- **Dataset records**:
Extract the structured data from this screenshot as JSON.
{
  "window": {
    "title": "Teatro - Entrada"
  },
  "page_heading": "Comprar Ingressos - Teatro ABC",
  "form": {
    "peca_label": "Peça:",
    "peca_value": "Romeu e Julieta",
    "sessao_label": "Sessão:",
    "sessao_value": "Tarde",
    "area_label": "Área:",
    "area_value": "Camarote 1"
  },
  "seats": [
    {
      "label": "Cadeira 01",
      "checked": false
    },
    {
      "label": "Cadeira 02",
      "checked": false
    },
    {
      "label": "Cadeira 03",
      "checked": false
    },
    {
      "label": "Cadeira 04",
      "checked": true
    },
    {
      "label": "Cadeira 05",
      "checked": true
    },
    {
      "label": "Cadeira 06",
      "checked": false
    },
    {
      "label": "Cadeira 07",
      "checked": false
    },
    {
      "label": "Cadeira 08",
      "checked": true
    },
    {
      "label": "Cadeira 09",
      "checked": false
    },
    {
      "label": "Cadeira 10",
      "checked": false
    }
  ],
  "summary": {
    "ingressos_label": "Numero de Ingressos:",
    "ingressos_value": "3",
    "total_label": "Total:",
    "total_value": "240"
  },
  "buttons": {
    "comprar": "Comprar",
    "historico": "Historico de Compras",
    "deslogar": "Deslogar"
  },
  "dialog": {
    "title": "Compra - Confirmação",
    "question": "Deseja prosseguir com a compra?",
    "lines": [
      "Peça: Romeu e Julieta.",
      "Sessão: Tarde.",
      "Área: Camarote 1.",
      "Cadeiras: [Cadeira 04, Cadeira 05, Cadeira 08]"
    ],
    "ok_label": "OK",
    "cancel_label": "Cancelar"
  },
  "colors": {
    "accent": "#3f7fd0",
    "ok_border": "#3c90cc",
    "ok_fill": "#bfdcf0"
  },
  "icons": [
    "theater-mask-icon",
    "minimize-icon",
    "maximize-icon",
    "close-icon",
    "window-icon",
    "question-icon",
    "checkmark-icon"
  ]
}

- **Work to complete**: Repeat the data above, word for word.

- **Finished exercise**:
Extract the structured data from this screenshot as JSON.
{
  "window": {
    "title": "Teatro - Entrada"
  },
  "page_heading": "Comprar Ingressos - Teatro ABC",
  "form": {
    "peca_label": "Peça:",
    "peca_value": "Romeu e Julieta",
    "sessao_label": "Sessão:",
    "sessao_value": "Tarde",
    "area_label": "Área:",
    "area_value": "Camarote 1"
  },
  "seats": [
    {
      "label": "Cadeira 01",
      "checked": false
    },
    {
      "label": "Cadeira 02",
      "checked": false
    },
    {
      "label": "Cadeira 03",
      "checked": false
    },
    {
      "label": "Cadeira 04",
      "checked": true
    },
    {
      "label": "Cadeira 05",
      "checked": true
    },
    {
      "label": "Cadeira 06",
      "checked": false
    },
    {
      "label": "Cadeira 07",
      "checked": false
    },
    {
      "label": "Cadeira 08",
      "checked": true
    },
    {
      "label": "Cadeira 09",
      "checked": false
    },
    {
      "label": "Cadeira 10",
      "checked": false
    }
  ],
  "summary": {
    "ingressos_label": "Numero de Ingressos:",
    "ingressos_value": "3",
    "total_label": "Total:",
    "total_value": "240"
  },
  "buttons": {
    "comprar": "Comprar",
    "historico": "Historico de Compras",
    "deslogar": "Deslogar"
  },
  "dialog": {
    "title": "Compra - Confirmação",
    "question": "Deseja prosseguir com a compra?",
    "lines": [
      "Peça: Romeu e Julieta.",
      "Sessão: Tarde.",
      "Área: Camarote 1.",
      "Cadeiras: [Cadeira 04, Cadeira 05, Cadeira 08]"
    ],
    "ok_label": "OK",
    "cancel_label": "Cancelar"
  },
  "colors": {
    "accent": "#3f7fd0",
    "ok_border": "#3c90cc",
    "ok_fill": "#bfdcf0"
  },
  "icons": [
    "theater-mask-icon",
    "minimize-icon",
    "maximize-icon",
    "close-icon",
    "window-icon",
    "question-icon",
    "checkmark-icon"
  ]
}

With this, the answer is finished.